Retype each record shown below, leaving every character as it is.

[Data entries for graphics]
------------------------

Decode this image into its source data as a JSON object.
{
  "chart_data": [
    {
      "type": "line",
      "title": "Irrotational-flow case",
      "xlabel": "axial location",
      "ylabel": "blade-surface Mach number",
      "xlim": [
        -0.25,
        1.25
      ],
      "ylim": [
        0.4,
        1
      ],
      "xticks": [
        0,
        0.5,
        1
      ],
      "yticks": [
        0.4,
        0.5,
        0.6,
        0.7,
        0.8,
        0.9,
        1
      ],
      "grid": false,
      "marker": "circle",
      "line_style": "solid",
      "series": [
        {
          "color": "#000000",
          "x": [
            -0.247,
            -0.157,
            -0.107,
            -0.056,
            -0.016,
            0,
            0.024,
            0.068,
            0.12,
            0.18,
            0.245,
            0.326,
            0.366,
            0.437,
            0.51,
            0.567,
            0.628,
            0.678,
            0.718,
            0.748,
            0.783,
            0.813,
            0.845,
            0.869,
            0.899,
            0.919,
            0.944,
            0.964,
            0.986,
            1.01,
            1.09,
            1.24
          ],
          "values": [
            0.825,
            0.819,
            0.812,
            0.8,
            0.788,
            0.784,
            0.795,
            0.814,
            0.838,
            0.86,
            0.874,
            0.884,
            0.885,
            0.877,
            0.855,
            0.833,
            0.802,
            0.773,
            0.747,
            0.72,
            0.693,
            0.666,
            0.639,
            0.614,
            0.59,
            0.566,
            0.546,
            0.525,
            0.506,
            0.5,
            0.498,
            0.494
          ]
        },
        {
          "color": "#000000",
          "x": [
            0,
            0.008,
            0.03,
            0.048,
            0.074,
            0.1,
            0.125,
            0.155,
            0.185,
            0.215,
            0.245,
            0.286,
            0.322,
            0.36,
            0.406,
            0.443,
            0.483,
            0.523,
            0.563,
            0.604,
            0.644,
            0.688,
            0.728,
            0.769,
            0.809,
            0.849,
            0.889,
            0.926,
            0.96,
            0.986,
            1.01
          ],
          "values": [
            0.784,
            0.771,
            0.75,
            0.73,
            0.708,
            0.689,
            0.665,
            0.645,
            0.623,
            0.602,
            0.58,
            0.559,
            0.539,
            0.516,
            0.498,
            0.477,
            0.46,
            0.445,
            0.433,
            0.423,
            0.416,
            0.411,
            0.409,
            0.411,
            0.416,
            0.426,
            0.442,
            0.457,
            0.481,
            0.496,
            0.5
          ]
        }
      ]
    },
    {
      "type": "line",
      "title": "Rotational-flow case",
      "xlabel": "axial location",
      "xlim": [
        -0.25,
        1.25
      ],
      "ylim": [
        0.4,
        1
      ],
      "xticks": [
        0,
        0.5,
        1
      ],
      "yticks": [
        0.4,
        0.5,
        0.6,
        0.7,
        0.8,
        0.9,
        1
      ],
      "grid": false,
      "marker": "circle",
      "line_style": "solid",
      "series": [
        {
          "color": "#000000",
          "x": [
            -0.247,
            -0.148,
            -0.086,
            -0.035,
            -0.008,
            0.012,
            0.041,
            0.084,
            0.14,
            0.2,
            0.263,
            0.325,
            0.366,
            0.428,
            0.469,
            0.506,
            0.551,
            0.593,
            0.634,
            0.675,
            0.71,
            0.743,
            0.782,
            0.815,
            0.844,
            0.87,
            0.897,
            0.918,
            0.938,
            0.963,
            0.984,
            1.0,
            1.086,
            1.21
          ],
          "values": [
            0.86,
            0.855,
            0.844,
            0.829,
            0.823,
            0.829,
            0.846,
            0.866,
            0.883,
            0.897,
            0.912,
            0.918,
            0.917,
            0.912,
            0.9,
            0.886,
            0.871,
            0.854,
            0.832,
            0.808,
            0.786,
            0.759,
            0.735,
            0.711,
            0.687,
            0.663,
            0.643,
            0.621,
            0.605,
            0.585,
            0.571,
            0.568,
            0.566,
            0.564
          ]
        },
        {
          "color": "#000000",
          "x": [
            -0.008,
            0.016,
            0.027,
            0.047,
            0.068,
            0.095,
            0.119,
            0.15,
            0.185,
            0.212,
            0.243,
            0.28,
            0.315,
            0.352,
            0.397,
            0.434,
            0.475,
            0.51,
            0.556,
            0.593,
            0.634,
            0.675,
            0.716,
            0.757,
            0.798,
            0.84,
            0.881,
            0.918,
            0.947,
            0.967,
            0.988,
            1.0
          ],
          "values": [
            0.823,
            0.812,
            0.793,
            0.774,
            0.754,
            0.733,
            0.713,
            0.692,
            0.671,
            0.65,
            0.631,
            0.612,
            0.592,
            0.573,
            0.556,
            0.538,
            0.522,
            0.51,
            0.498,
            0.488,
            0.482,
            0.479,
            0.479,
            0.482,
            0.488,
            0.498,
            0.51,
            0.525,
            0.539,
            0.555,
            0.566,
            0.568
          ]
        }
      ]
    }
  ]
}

------------------------

> _EXERCISE OUTPUT_:
Decode this image into its source data as a JSON object.
{
  "chart_data": [
    {
      "type": "line",
      "title": "Irrotational-flow case",
      "xlabel": "axial location",
      "ylabel": "blade-surface Mach number",
      "xlim": [
        -0.25,
        1.25
      ],
      "ylim": [
        0.4,
        1
      ],
      "xticks": [
        0,
        0.5,
        1
      ],
      "yticks": [
        0.4,
        0.5,
        0.6,
        0.7,
        0.8,
        0.9,
        1
      ],
      "grid": false,
      "marker": "circle",
      "line_style": "solid",
      "series": [
        {
          "color": "#000000",
          "x": [
            -0.247,
            -0.157,
            -0.107,
            -0.056,
            -0.016,
            0,
            0.024,
            0.068,
            0.12,
            0.18,
            0.245,
            0.326,
            0.366,
            0.437,
            0.51,
            0.567,
            0.628,
            0.678,
            0.718,
            0.748,
            0.783,
            0.813,
            0.845,
            0.869,
            0.899,
            0.919,
            0.944,
            0.964,
            0.986,
            1.01,
            1.09,
            1.24
          ],
          "values": [
            0.825,
            0.819,
            0.812,
            0.8,
            0.788,
            0.784,
            0.795,
            0.814,
            0.838,
            0.86,
            0.874,
            0.884,
            0.885,
            0.877,
            0.855,
            0.833,
            0.802,
            0.773,
            0.747,
            0.72,
            0.693,
            0.666,
            0.639,
            0.614,
            0.59,
            0.566,
            0.546,
            0.525,
            0.506,
            0.5,
            0.498,
            0.494
          ]
        },
        {
          "color": "#000000",
          "x": [
            0,
            0.008,
            0.03,
            0.048,
            0.074,
            0.1,
            0.125,
            0.155,
            0.185,
            0.215,
            0.245,
            0.286,
            0.322,
            0.36,
            0.406,
            0.443,
            0.483,
            0.523,
            0.563,
            0.604,
            0.644,
            0.688,
            0.728,
            0.769,
            0.809,
            0.849,
            0.889,
            0.926,
            0.96,
            0.986,
            1.01
          ],
          "values": [
            0.784,
            0.771,
            0.75,
            0.73,
            0.708,
            0.689,
            0.665,
            0.645,
            0.623,
            0.602,
            0.58,
            0.559,
            0.539,
            0.516,
            0.498,
            0.477,
            0.46,
            0.445,
            0.433,
            0.423,
            0.416,
            0.411,
            0.409,
            0.411,
            0.416,
            0.426,
            0.442,
            0.457,
            0.481,
            0.496,
            0.5
          ]
        }
      ]
    },
    {
      "type": "line",
      "title": "Rotational-flow case",
      "xlabel": "axial location",
      "xlim": [
        -0.25,
        1.25
      ],
      "ylim": [
        0.4,
        1
      ],
      "xticks": [
        0,
        0.5,
        1
      ],
      "yticks": [
        0.4,
        0.5,
        0.6,
        0.7,
        0.8,
        0.9,
        1
      ],
      "grid": false,
      "marker": "circle",
      "line_style": "solid",
      "series": [
        {
          "color": "#000000",
          "x": [
            -0.247,
            -0.148,
            -0.086,
            -0.035,
            -0.008,
            0.012,
            0.041,
            0.084,
            0.14,
            0.2,
            0.263,
            0.325,
            0.366,
            0.428,
            0.469,
            0.506,
            0.551,
            0.593,
            0.634,
            0.675,
            0.71,
            0.743,
            0.782,
            0.815,
            0.844,
            0.87,
            0.897,
            0.918,
            0.938,
            0.963,
            0.984,
            1.0,
            1.086,
            1.21
          ],
          "values": [
            0.86,
            0.855,
            0.844,
            0.829,
            0.823,
            0.829,
            0.846,
            0.866,
            0.883,
            0.897,
            0.912,
            0.918,
            0.917,
            0.912,
            0.9,
            0.886,
            0.871,
            0.854,
            0.832,
            0.808,
            0.786,
            0.759,
            0.735,
            0.711,
            0.687,
            0.663,
            0.643,
            0.621,
            0.605,
            0.585,
            0.571,
            0.568,
            0.566,
            0.564
          ]
        },
        {
          "color": "#000000",
          "x": [
            -0.008,
            0.016,
            0.027,
            0.047,
            0.068,
            0.095,
            0.119,
            0.15,
            0.185,
            0.212,
            0.243,
            0.28,
            0.315,
            0.352,
            0.397,
            0.434,
            0.475,
            0.51,
            0.556,
            0.593,
            0.634,
            0.675,
            0.716,
            0.757,
            0.798,
            0.84,
            0.881,
            0.918,
            0.947,
            0.967,
            0.988,
            1.0
          ],
          "values": [
            0.823,
            0.812,
            0.793,
            0.774,
            0.754,
            0.733,
            0.713,
            0.692,
            0.671,
            0.65,
            0.631,
            0.612,
            0.592,
            0.573,
            0.556,
            0.538,
            0.522,
            0.51,
            0.498,
            0.488,
            0.482,
            0.479,
            0.479,
            0.482,
            0.488,
            0.498,
            0.51,
            0.525,
            0.539,
            0.555,
            0.566,
            0.568
          ]
        }
      ]
    }
  ]
}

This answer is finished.